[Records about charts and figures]
● ● ● ● ●
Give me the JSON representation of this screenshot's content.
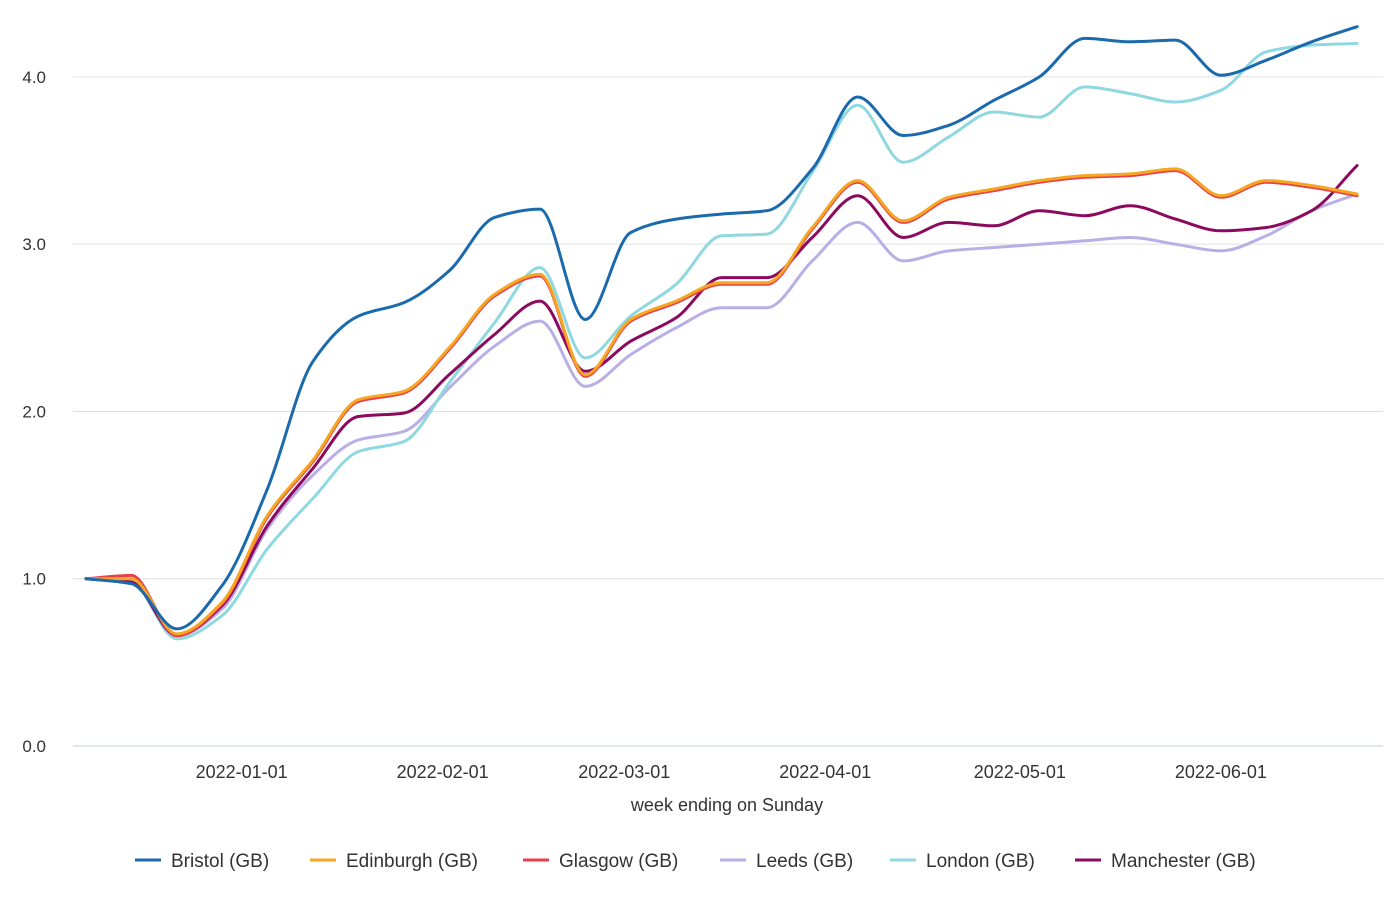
{
  "chart_data": {
    "type": "line",
    "title": "",
    "xlabel": "week ending on Sunday",
    "ylabel": "",
    "ylim": [
      0,
      4.4
    ],
    "yticks": [
      "0.0",
      "1.0",
      "2.0",
      "3.0",
      "4.0"
    ],
    "xlim": [
      "2021-12-06",
      "2022-06-26"
    ],
    "xticks": [
      "2022-01-01",
      "2022-02-01",
      "2022-03-01",
      "2022-04-01",
      "2022-05-01",
      "2022-06-01"
    ],
    "grid": true,
    "legend_position": "bottom",
    "x": [
      "2021-12-08",
      "2021-12-15",
      "2021-12-22",
      "2021-12-29",
      "2022-01-05",
      "2022-01-12",
      "2022-01-19",
      "2022-01-26",
      "2022-02-02",
      "2022-02-09",
      "2022-02-16",
      "2022-02-23",
      "2022-03-02",
      "2022-03-09",
      "2022-03-16",
      "2022-03-23",
      "2022-03-30",
      "2022-04-06",
      "2022-04-13",
      "2022-04-20",
      "2022-04-27",
      "2022-05-04",
      "2022-05-11",
      "2022-05-18",
      "2022-05-25",
      "2022-06-01",
      "2022-06-08",
      "2022-06-15",
      "2022-06-22"
    ],
    "series": [
      {
        "name": "Bristol (GB)",
        "color": "#1a6aad",
        "values": [
          1.0,
          0.97,
          0.7,
          0.96,
          1.54,
          2.3,
          2.57,
          2.65,
          2.84,
          3.16,
          3.21,
          2.55,
          3.07,
          3.15,
          3.18,
          3.2,
          3.45,
          3.88,
          3.65,
          3.71,
          3.86,
          4.0,
          4.23,
          4.21,
          4.22,
          4.01,
          4.1,
          4.21,
          4.3
        ]
      },
      {
        "name": "Edinburgh (GB)",
        "color": "#f5a623",
        "values": [
          1.0,
          1.0,
          0.67,
          0.86,
          1.38,
          1.71,
          2.07,
          2.12,
          2.38,
          2.7,
          2.82,
          2.22,
          2.55,
          2.66,
          2.77,
          2.77,
          3.1,
          3.38,
          3.14,
          3.28,
          3.33,
          3.38,
          3.41,
          3.42,
          3.45,
          3.29,
          3.38,
          3.35,
          3.3
        ]
      },
      {
        "name": "Glasgow (GB)",
        "color": "#e8404a",
        "values": [
          1.0,
          1.02,
          0.66,
          0.85,
          1.37,
          1.7,
          2.06,
          2.11,
          2.37,
          2.69,
          2.81,
          2.21,
          2.54,
          2.65,
          2.76,
          2.76,
          3.09,
          3.37,
          3.13,
          3.27,
          3.32,
          3.37,
          3.4,
          3.41,
          3.44,
          3.28,
          3.37,
          3.34,
          3.29
        ]
      },
      {
        "name": "Leeds (GB)",
        "color": "#b9aee6",
        "values": [
          1.0,
          0.99,
          0.66,
          0.82,
          1.3,
          1.62,
          1.83,
          1.88,
          2.14,
          2.39,
          2.54,
          2.15,
          2.34,
          2.5,
          2.62,
          2.62,
          2.9,
          3.13,
          2.9,
          2.96,
          2.98,
          3.0,
          3.02,
          3.04,
          3.0,
          2.96,
          3.05,
          3.2,
          3.3
        ]
      },
      {
        "name": "London (GB)",
        "color": "#8fd8e0",
        "values": [
          1.0,
          0.98,
          0.64,
          0.78,
          1.18,
          1.48,
          1.76,
          1.82,
          2.17,
          2.53,
          2.86,
          2.32,
          2.57,
          2.76,
          3.05,
          3.06,
          3.43,
          3.83,
          3.49,
          3.64,
          3.79,
          3.76,
          3.94,
          3.9,
          3.85,
          3.92,
          4.15,
          4.19,
          4.2
        ]
      },
      {
        "name": "Manchester (GB)",
        "color": "#8b0a5e",
        "values": [
          1.0,
          0.98,
          0.66,
          0.84,
          1.32,
          1.66,
          1.97,
          1.99,
          2.22,
          2.46,
          2.66,
          2.24,
          2.42,
          2.56,
          2.8,
          2.8,
          3.04,
          3.29,
          3.04,
          3.13,
          3.11,
          3.2,
          3.17,
          3.23,
          3.15,
          3.08,
          3.1,
          3.2,
          3.47
        ]
      }
    ]
  }
}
● ● ● ● ●
- [Written task]
State how many lines of the listing include "color", and nothing more.

- [Written solution]
6